[Begin AVAILABLE RECORDS]

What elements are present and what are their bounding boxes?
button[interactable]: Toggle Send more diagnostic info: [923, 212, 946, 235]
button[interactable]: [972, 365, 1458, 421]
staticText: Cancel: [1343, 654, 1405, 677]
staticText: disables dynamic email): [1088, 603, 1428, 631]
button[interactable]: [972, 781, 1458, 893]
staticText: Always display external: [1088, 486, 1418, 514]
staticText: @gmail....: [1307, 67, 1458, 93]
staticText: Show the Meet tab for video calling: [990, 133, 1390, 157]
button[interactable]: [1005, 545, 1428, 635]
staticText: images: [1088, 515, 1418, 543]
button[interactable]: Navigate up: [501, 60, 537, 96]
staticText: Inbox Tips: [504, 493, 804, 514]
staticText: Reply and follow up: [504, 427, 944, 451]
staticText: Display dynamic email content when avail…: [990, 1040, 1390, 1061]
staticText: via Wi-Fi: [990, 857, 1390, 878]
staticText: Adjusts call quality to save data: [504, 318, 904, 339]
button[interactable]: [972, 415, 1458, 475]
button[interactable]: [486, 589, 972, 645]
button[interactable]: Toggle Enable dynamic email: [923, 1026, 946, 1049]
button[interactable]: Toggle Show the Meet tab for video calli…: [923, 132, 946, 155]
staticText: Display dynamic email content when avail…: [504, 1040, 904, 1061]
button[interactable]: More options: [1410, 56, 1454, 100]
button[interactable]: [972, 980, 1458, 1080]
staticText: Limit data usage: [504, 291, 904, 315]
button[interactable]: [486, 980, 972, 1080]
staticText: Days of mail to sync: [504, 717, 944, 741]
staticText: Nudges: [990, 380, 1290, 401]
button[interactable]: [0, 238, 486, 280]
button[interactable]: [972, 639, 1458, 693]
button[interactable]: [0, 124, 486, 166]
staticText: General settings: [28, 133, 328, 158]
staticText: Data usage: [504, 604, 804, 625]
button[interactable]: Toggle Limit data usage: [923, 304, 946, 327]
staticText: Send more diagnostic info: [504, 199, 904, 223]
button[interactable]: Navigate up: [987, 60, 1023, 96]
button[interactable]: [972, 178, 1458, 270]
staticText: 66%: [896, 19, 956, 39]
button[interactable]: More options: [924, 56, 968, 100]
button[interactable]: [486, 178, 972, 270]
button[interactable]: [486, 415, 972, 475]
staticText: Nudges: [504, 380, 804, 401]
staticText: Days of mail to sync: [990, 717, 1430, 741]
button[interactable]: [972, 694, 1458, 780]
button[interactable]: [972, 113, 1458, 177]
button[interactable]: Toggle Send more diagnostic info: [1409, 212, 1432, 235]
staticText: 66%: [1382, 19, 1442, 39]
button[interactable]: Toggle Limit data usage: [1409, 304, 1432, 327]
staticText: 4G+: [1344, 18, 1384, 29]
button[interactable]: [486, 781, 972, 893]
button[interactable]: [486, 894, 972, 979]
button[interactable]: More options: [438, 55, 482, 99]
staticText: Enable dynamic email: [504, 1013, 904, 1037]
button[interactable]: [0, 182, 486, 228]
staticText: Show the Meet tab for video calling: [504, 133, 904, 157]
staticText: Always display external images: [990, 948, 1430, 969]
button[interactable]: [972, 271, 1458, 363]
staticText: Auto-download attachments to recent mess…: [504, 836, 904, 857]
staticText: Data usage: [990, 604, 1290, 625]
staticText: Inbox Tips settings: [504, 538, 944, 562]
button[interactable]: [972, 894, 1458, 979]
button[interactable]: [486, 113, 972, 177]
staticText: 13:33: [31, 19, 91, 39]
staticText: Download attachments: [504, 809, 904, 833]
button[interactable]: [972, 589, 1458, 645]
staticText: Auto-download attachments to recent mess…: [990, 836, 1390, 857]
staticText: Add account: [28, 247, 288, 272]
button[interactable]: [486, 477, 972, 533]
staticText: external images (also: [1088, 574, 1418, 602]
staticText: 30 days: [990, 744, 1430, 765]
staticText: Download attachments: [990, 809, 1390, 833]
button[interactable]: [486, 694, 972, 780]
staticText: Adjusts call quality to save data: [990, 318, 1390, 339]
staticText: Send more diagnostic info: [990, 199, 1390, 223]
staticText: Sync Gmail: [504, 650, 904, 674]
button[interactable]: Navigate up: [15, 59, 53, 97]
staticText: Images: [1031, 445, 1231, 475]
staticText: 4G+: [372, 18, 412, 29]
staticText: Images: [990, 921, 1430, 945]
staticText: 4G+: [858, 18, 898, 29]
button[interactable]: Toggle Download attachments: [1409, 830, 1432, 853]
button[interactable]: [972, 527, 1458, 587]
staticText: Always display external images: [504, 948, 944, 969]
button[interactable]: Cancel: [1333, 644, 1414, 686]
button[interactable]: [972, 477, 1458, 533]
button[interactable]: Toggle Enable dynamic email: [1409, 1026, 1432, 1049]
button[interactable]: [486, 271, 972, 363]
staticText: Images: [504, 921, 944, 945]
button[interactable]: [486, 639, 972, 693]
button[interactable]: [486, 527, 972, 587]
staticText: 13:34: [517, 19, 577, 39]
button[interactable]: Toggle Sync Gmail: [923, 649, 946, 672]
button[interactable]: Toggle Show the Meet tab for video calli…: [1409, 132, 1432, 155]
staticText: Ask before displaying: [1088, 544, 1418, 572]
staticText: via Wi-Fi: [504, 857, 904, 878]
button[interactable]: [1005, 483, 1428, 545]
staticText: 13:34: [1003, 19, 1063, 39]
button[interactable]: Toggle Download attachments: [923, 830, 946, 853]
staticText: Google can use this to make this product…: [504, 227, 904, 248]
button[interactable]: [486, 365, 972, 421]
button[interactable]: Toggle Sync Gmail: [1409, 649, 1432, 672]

[End AVAILABLE RECORDS]
[Begin AVAILABLE RECORDS]

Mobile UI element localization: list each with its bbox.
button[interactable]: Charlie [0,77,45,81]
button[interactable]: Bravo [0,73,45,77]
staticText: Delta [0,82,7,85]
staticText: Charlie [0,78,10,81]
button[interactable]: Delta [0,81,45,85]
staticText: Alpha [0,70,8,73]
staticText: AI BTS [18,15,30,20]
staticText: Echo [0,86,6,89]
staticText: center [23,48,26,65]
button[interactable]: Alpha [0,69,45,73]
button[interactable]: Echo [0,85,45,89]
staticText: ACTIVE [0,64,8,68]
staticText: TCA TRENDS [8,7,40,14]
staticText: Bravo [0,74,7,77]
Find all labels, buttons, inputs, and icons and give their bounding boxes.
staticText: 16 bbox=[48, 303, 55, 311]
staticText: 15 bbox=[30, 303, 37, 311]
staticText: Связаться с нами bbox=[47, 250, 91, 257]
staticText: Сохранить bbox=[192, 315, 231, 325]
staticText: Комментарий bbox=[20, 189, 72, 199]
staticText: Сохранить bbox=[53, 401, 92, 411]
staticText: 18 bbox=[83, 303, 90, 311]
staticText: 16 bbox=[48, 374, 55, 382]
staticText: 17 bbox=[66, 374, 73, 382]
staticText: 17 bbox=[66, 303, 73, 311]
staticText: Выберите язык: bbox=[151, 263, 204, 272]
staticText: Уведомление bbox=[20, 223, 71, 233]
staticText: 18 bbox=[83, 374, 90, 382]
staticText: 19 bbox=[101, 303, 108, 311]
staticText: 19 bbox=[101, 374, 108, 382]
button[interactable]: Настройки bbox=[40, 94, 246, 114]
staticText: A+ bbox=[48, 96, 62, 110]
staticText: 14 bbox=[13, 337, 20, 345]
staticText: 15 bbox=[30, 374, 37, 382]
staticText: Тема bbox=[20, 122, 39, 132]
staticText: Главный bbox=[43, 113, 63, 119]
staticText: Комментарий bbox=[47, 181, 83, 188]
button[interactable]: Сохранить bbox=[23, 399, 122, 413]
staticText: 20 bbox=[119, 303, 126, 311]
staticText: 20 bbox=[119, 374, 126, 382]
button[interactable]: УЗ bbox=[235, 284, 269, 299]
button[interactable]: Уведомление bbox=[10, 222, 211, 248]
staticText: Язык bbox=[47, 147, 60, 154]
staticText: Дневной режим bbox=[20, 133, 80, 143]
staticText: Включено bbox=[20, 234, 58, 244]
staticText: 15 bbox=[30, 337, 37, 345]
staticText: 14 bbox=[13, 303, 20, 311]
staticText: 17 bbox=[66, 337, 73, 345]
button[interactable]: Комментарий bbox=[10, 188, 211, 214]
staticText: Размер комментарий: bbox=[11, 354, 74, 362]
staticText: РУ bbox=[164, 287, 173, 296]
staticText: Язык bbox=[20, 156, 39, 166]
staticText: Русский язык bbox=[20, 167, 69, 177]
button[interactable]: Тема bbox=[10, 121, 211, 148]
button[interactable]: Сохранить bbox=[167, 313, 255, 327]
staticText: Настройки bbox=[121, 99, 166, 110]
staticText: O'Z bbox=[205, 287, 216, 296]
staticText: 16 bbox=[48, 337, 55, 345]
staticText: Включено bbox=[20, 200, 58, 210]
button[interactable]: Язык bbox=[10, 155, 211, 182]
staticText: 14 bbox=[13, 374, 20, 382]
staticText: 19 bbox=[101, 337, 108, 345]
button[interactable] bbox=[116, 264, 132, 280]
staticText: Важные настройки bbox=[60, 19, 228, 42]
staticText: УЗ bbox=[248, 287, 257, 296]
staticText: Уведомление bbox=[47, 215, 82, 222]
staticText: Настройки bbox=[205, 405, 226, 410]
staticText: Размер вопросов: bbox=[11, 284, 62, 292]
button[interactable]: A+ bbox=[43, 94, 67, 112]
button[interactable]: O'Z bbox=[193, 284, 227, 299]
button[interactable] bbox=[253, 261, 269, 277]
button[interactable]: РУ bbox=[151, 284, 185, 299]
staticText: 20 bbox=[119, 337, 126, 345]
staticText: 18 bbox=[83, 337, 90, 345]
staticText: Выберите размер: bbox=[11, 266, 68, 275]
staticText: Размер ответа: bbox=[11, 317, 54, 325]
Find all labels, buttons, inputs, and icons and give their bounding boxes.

[End AVAILABLE RECORDS]

WHAT NEEDS TO BE DONE: Print the records verbatim, the stretch from the line containing "Mobile UI element" through the line containing "button[interactable]: Echo [0,85,45,89]", both included.

EXERCISE OUTPUT:
Mobile UI element localization: list each with its bbox.
button[interactable]: Charlie [0,77,45,81]
button[interactable]: Bravo [0,73,45,77]
staticText: Delta [0,82,7,85]
staticText: Charlie [0,78,10,81]
button[interactable]: Delta [0,81,45,85]
staticText: Alpha [0,70,8,73]
staticText: AI BTS [18,15,30,20]
staticText: Echo [0,86,6,89]
staticText: center [23,48,26,65]
button[interactable]: Alpha [0,69,45,73]
button[interactable]: Echo [0,85,45,89]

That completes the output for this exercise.